-- What is asked --
Where a line contains the word "values", copy that line.

-- Data supplied --
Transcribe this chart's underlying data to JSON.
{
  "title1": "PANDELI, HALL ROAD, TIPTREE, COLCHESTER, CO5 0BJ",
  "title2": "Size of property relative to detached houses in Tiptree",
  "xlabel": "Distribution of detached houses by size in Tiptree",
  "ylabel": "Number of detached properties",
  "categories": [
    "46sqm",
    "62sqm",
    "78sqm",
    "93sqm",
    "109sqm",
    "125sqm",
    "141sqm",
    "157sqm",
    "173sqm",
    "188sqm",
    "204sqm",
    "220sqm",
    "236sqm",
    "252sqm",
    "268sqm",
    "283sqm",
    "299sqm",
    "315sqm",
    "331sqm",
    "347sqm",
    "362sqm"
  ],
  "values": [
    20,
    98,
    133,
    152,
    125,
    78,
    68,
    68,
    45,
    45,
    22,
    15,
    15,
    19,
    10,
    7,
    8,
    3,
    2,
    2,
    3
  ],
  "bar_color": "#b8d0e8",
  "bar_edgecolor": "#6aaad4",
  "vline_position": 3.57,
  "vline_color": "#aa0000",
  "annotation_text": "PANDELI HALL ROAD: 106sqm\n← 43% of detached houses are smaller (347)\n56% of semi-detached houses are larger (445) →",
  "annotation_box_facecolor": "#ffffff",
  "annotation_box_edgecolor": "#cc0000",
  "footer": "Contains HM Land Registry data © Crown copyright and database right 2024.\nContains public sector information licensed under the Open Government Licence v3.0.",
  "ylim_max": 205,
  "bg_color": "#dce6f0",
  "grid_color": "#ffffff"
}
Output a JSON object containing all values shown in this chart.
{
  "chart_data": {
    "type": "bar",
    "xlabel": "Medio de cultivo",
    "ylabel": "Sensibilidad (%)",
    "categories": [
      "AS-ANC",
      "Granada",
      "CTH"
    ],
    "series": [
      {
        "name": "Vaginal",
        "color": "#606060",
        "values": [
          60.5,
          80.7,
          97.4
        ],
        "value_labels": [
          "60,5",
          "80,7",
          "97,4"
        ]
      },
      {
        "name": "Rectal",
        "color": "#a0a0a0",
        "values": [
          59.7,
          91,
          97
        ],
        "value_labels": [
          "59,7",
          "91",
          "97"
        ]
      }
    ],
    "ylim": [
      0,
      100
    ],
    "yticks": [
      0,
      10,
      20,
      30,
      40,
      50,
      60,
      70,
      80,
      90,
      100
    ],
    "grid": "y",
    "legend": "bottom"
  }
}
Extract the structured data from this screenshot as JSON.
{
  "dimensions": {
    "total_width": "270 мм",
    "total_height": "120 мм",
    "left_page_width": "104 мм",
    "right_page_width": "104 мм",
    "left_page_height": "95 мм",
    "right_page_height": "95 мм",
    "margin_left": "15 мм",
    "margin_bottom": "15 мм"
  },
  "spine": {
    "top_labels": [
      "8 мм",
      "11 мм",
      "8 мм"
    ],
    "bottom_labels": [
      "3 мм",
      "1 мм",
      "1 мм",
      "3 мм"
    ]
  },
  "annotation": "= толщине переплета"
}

-- Solution below --
  "values": [
Output a JSON object containing all values shown in this chart.
        "values": [
        "values": [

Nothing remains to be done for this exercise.